- **Requirements**:
Return all entries precisely as they stand, without the images.
begin Records for this task
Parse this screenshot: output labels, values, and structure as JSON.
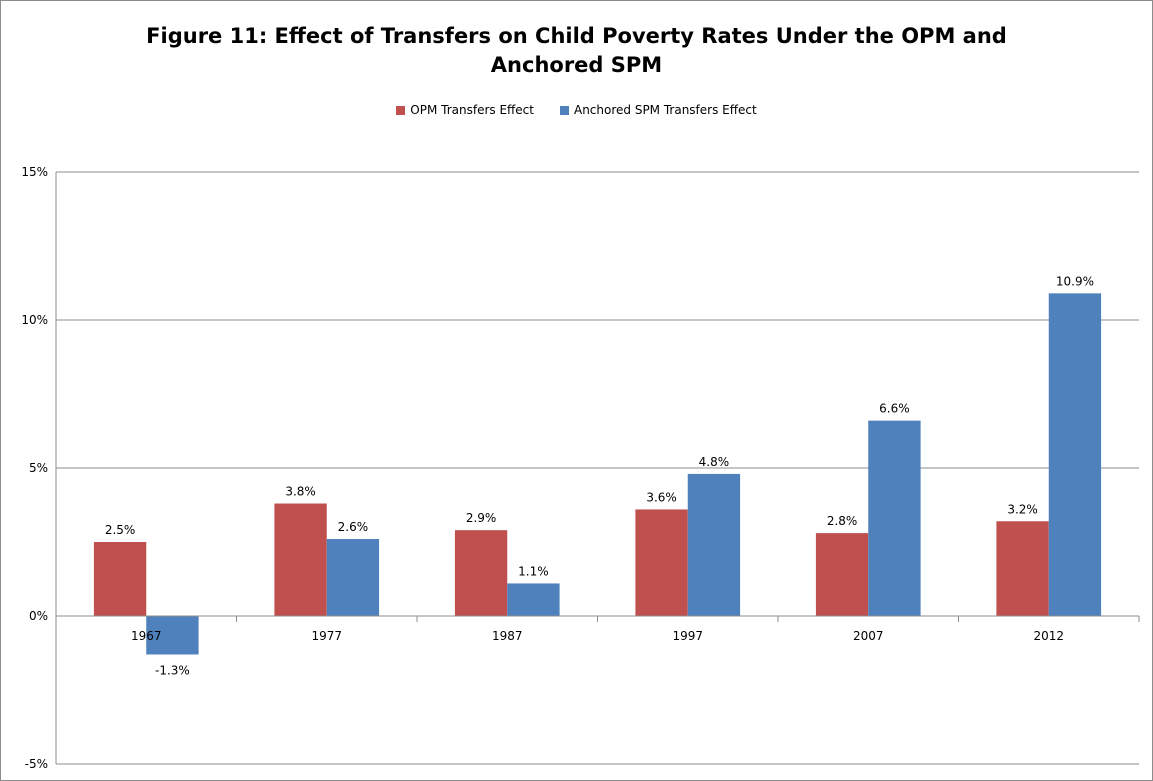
{
  "chart_data": {
    "type": "bar",
    "title_lines": [
      "Figure 11: Effect of Transfers on Child Poverty Rates Under the OPM and",
      "Anchored SPM"
    ],
    "categories": [
      "1967",
      "1977",
      "1987",
      "1997",
      "2007",
      "2012"
    ],
    "series": [
      {
        "name": "OPM Transfers Effect",
        "color": "#c0504d",
        "values": [
          2.5,
          3.8,
          2.9,
          3.6,
          2.8,
          3.2
        ],
        "labels": [
          "2.5%",
          "3.8%",
          "2.9%",
          "3.6%",
          "2.8%",
          "3.2%"
        ]
      },
      {
        "name": "Anchored SPM Transfers Effect",
        "color": "#4f81bd",
        "values": [
          -1.3,
          2.6,
          1.1,
          4.8,
          6.6,
          10.9
        ],
        "labels": [
          "-1.3%",
          "2.6%",
          "1.1%",
          "4.8%",
          "6.6%",
          "10.9%"
        ]
      }
    ],
    "y_ticks": [
      15,
      10,
      5,
      0,
      -5
    ],
    "y_tick_labels": [
      "15%",
      "10%",
      "5%",
      "0%",
      "-5%"
    ],
    "ylim": [
      -5,
      15
    ],
    "grid": true,
    "legend_position": "top-center"
  }
}
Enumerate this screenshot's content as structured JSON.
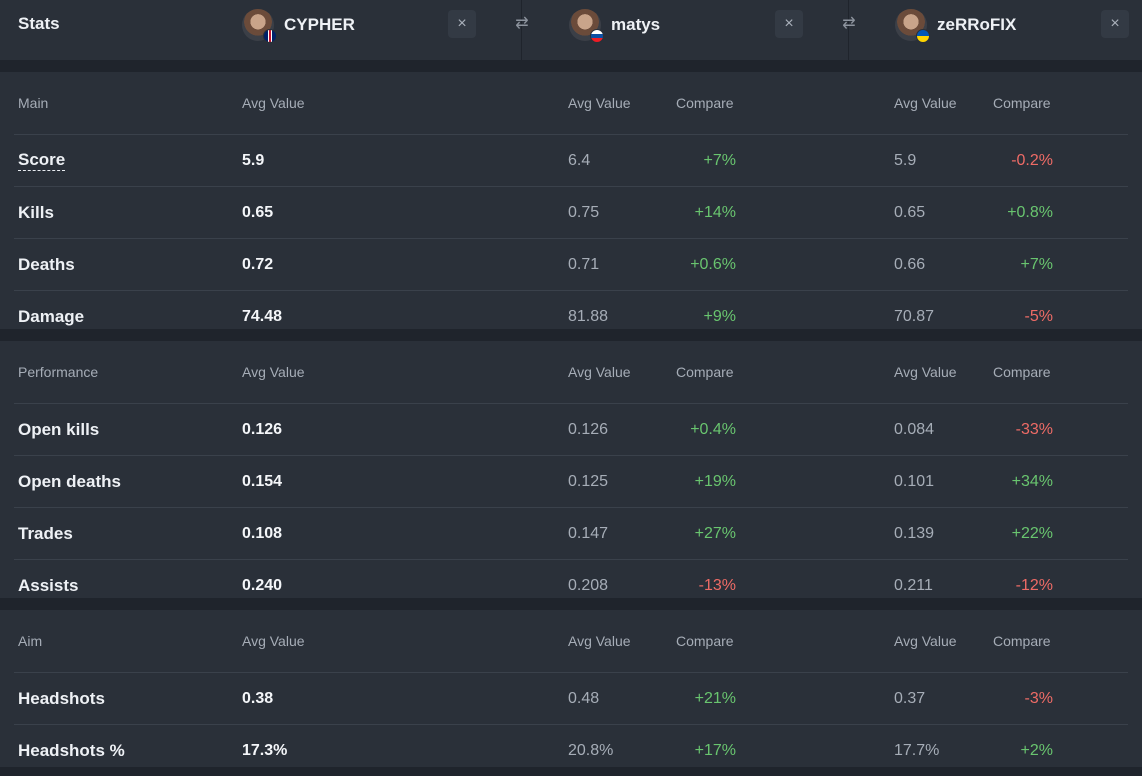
{
  "header": {
    "title": "Stats",
    "players": [
      {
        "name": "CYPHER",
        "flag_color": "#c8102e"
      },
      {
        "name": "matys",
        "flag_color": "#0b4ea2"
      },
      {
        "name": "zeRRoFIX",
        "flag_color": "#ffd500"
      }
    ],
    "close_icon": "×",
    "swap_icon": "⇄"
  },
  "columns": {
    "avg_value": "Avg Value",
    "compare": "Compare"
  },
  "sections": [
    {
      "name": "Main",
      "rows": [
        {
          "label": "Score",
          "p1": "5.9",
          "p2": "6.4",
          "c2": "+7%",
          "p3": "5.9",
          "c3": "-0.2%"
        },
        {
          "label": "Kills",
          "p1": "0.65",
          "p2": "0.75",
          "c2": "+14%",
          "p3": "0.65",
          "c3": "+0.8%"
        },
        {
          "label": "Deaths",
          "p1": "0.72",
          "p2": "0.71",
          "c2": "+0.6%",
          "p3": "0.66",
          "c3": "+7%"
        },
        {
          "label": "Damage",
          "p1": "74.48",
          "p2": "81.88",
          "c2": "+9%",
          "p3": "70.87",
          "c3": "-5%"
        }
      ]
    },
    {
      "name": "Performance",
      "rows": [
        {
          "label": "Open kills",
          "p1": "0.126",
          "p2": "0.126",
          "c2": "+0.4%",
          "p3": "0.084",
          "c3": "-33%"
        },
        {
          "label": "Open deaths",
          "p1": "0.154",
          "p2": "0.125",
          "c2": "+19%",
          "p3": "0.101",
          "c3": "+34%"
        },
        {
          "label": "Trades",
          "p1": "0.108",
          "p2": "0.147",
          "c2": "+27%",
          "p3": "0.139",
          "c3": "+22%"
        },
        {
          "label": "Assists",
          "p1": "0.240",
          "p2": "0.208",
          "c2": "-13%",
          "p3": "0.211",
          "c3": "-12%"
        }
      ]
    },
    {
      "name": "Aim",
      "rows": [
        {
          "label": "Headshots",
          "p1": "0.38",
          "p2": "0.48",
          "c2": "+21%",
          "p3": "0.37",
          "c3": "-3%"
        },
        {
          "label": "Headshots %",
          "p1": "17.3%",
          "p2": "20.8%",
          "c2": "+17%",
          "p3": "17.7%",
          "c3": "+2%"
        }
      ]
    }
  ]
}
end Records for this task
- **Solved problem**:
Parse this screenshot: output labels, values, and structure as JSON.
{
  "chart_data": {
    "type": "bar",
    "title_lines": [
      "Figure 11: Effect of Transfers on Child Poverty Rates Under the OPM and",
      "Anchored SPM"
    ],
    "categories": [
      "1967",
      "1977",
      "1987",
      "1997",
      "2007",
      "2012"
    ],
    "series": [
      {
        "name": "OPM Transfers Effect",
        "color": "#c0504d",
        "values": [
          2.5,
          3.8,
          2.9,
          3.6,
          2.8,
          3.2
        ],
        "labels": [
          "2.5%",
          "3.8%",
          "2.9%",
          "3.6%",
          "2.8%",
          "3.2%"
        ]
      },
      {
        "name": "Anchored SPM Transfers Effect",
        "color": "#4f81bd",
        "values": [
          -1.3,
          2.6,
          1.1,
          4.8,
          6.6,
          10.9
        ],
        "labels": [
          "-1.3%",
          "2.6%",
          "1.1%",
          "4.8%",
          "6.6%",
          "10.9%"
        ]
      }
    ],
    "y_ticks": [
      15,
      10,
      5,
      0,
      -5
    ],
    "y_tick_labels": [
      "15%",
      "10%",
      "5%",
      "0%",
      "-5%"
    ],
    "ylim": [
      -5,
      15
    ],
    "grid": true,
    "legend_position": "top-center"
  }
}
Enumerate this screenshot's content as structured JSON.
{
  "header": {
    "title": "Stats",
    "players": [
      {
        "name": "CYPHER",
        "flag_color": "#c8102e"
      },
      {
        "name": "matys",
        "flag_color": "#0b4ea2"
      },
      {
        "name": "zeRRoFIX",
        "flag_color": "#ffd500"
      }
    ],
    "close_icon": "×",
    "swap_icon": "⇄"
  },
  "columns": {
    "avg_value": "Avg Value",
    "compare": "Compare"
  },
  "sections": [
    {
      "name": "Main",
      "rows": [
        {
          "label": "Score",
          "p1": "5.9",
          "p2": "6.4",
          "c2": "+7%",
          "p3": "5.9",
          "c3": "-0.2%"
        },
        {
          "label": "Kills",
          "p1": "0.65",
          "p2": "0.75",
          "c2": "+14%",
          "p3": "0.65",
          "c3": "+0.8%"
        },
        {
          "label": "Deaths",
          "p1": "0.72",
          "p2": "0.71",
          "c2": "+0.6%",
          "p3": "0.66",
          "c3": "+7%"
        },
        {
          "label": "Damage",
          "p1": "74.48",
          "p2": "81.88",
          "c2": "+9%",
          "p3": "70.87",
          "c3": "-5%"
        }
      ]
    },
    {
      "name": "Performance",
      "rows": [
        {
          "label": "Open kills",
          "p1": "0.126",
          "p2": "0.126",
          "c2": "+0.4%",
          "p3": "0.084",
          "c3": "-33%"
        },
        {
          "label": "Open deaths",
          "p1": "0.154",
          "p2": "0.125",
          "c2": "+19%",
          "p3": "0.101",
          "c3": "+34%"
        },
        {
          "label": "Trades",
          "p1": "0.108",
          "p2": "0.147",
          "c2": "+27%",
          "p3": "0.139",
          "c3": "+22%"
        },
        {
          "label": "Assists",
          "p1": "0.240",
          "p2": "0.208",
          "c2": "-13%",
          "p3": "0.211",
          "c3": "-12%"
        }
      ]
    },
    {
      "name": "Aim",
      "rows": [
        {
          "label": "Headshots",
          "p1": "0.38",
          "p2": "0.48",
          "c2": "+21%",
          "p3": "0.37",
          "c3": "-3%"
        },
        {
          "label": "Headshots %",
          "p1": "17.3%",
          "p2": "20.8%",
          "c2": "+17%",
          "p3": "17.7%",
          "c3": "+2%"
        }
      ]
    }
  ]
}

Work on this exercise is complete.